## [Extracted text]

ENTRY INTO A MATERIAL DEFINITIVE AGREEMENT

EX-4.1 2 g20743exv4w1.htm EX-4.1 exv4w1
Exhibit 4.1
SIXTH SUPPLEMENTAL INDENTURE
     SIXTH SUPPLEMENTAL INDENTURE (“Sixth Supplemental Indenture”), dated as of October 6, 2009, among Gaylord Entertainment Company, a Delaware corporation (the “Company”), the Guarantors identified on the signature pages hereto (the “Guarantors”) and U.S. Bank National Association, as trustee (the “Trustee”).
WITNESSETH:
     WHEREAS, the Company, the Guarantors and the Trustee have entered into an Indenture, dated as of November 12, 2003, governing the Company’s 8% Senior Notes due 2013 (the “Notes”), as heretofore supplemented by the First Supplemental Indenture, dated as of November 20, 2003; the Second Supplemental Indenture, dated as of November 29, 2004; the Third Supplemental Indenture, dated as of December 30, 2004; the Fourth Supplemental Indenture, dated as of June 16, 2005; the Fifth Supplemental Indenture, dated as of January 12, 2007; and the Supplemental Indenture, dated as of September 29, 2009 (collectively, the “Original Indenture”); and
     WHEREAS, under Section 9.02 of the Original Indenture, the Company, the Guarantors and the Trustee may amend the Original Indenture with the consent of the Holders of at least a majority in principal amount of Notes then outstanding voting as a single class pursuant to the terms set forth therein; and
     WHEREAS, Holders of a majority in principal amount of Notes outstanding voting as a single class have consented to the amendments set forth herein in connection with the tender offer and consent solicitation of the Company commencing on September 23, 2009, with respect to the Notes (the “Tender Offer”); and
     WHEREAS, the Company and the Guarantors desire to enter into this Sixth Supplemental Indenture on the date set forth above for the purpose of making the amendments set forth herein, which amendments will become operative as set forth in Section 4 herein; and
     WHEREAS, all other conditions and requirements necessary to make this Sixth Supplemental Indenture a valid, binding and legal instrument enforceable in accordance with its terms have been performed and fulfilled by the parties hereto, and the execution and delivery thereof have been in all respects duly authorized by the parties hereto.

## [Stored items]
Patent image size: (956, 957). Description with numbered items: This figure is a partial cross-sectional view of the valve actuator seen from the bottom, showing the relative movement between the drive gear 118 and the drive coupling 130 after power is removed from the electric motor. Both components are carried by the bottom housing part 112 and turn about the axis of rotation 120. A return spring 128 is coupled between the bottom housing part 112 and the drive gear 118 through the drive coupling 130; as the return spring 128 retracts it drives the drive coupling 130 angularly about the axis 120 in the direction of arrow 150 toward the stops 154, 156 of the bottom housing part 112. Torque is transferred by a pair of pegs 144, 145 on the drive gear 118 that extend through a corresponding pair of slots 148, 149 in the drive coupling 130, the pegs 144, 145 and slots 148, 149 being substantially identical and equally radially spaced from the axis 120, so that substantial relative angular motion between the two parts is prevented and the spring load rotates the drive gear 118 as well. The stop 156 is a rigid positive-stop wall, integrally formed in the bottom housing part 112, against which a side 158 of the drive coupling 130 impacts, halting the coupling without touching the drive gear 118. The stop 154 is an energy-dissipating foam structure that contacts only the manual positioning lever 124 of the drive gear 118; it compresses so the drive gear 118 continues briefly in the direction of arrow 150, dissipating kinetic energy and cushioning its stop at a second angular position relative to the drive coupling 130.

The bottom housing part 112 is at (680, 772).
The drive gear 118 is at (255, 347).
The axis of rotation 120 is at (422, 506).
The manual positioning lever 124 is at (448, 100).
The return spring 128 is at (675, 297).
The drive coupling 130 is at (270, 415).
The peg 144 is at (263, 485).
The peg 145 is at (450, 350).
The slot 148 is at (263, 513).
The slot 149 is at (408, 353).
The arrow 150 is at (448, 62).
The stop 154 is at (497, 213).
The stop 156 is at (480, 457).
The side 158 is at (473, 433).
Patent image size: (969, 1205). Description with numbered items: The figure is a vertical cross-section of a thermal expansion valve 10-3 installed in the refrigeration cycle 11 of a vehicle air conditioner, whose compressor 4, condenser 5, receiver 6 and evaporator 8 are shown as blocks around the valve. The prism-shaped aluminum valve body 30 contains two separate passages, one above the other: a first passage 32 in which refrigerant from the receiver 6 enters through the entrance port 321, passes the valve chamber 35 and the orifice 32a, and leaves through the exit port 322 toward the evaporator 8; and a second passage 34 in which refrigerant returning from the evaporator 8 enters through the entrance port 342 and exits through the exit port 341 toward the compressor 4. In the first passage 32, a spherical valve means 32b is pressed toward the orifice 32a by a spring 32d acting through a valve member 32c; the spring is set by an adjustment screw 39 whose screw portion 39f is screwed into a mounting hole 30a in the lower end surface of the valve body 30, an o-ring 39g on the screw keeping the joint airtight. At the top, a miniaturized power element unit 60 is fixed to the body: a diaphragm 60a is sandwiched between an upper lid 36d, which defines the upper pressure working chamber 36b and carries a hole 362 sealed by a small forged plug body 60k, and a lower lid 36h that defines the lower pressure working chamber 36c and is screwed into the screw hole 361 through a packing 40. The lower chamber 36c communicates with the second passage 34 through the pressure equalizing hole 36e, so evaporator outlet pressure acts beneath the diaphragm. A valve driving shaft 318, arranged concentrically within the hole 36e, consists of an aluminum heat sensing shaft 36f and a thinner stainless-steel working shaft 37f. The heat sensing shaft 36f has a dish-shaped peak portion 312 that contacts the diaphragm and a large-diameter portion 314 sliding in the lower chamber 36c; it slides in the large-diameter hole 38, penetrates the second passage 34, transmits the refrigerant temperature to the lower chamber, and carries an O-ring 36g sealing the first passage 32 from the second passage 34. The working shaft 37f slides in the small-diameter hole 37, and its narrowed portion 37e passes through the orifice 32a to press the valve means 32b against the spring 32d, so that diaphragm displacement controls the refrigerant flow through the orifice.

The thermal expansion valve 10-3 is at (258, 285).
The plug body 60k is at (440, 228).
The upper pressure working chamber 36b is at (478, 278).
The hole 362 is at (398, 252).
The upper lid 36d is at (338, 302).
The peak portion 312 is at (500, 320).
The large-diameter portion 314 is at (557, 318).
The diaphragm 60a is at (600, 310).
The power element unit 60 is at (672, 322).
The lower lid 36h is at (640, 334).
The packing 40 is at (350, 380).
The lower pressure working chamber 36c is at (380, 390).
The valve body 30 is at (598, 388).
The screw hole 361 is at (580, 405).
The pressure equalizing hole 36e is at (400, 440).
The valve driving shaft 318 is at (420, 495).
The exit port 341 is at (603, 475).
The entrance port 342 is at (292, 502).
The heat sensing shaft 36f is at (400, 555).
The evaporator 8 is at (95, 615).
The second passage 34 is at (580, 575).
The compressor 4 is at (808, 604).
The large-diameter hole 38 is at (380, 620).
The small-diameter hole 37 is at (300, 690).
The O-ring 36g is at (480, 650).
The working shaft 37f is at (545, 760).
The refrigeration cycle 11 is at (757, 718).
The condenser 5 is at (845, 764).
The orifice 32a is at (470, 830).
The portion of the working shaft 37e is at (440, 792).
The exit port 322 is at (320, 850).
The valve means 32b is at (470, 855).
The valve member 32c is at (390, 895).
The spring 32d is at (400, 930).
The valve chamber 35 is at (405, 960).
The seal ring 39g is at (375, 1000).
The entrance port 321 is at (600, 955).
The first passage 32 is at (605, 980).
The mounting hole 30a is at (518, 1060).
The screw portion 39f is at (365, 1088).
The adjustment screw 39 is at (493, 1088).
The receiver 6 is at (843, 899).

## [Task to carry out]
According to the indenture excerpt, why are the Company, the Guarantors and the Trustee able to make the amendments in the Sixth Supplemental Indenture? Answer in one to three sentences. The rows are separate material and have no connection to the indenture excerpt.

## [Answer for the task]
Section 9.02 of the Original Indenture lets the Company, the Guarantors and the Trustee amend it with the consent of the Holders of at least a majority in principal amount of Notes then outstanding, voting as a single class. Holders of such a majority have consented to these amendments in connection with the Company's tender offer and consent solicitation beginning on September 23, 2009.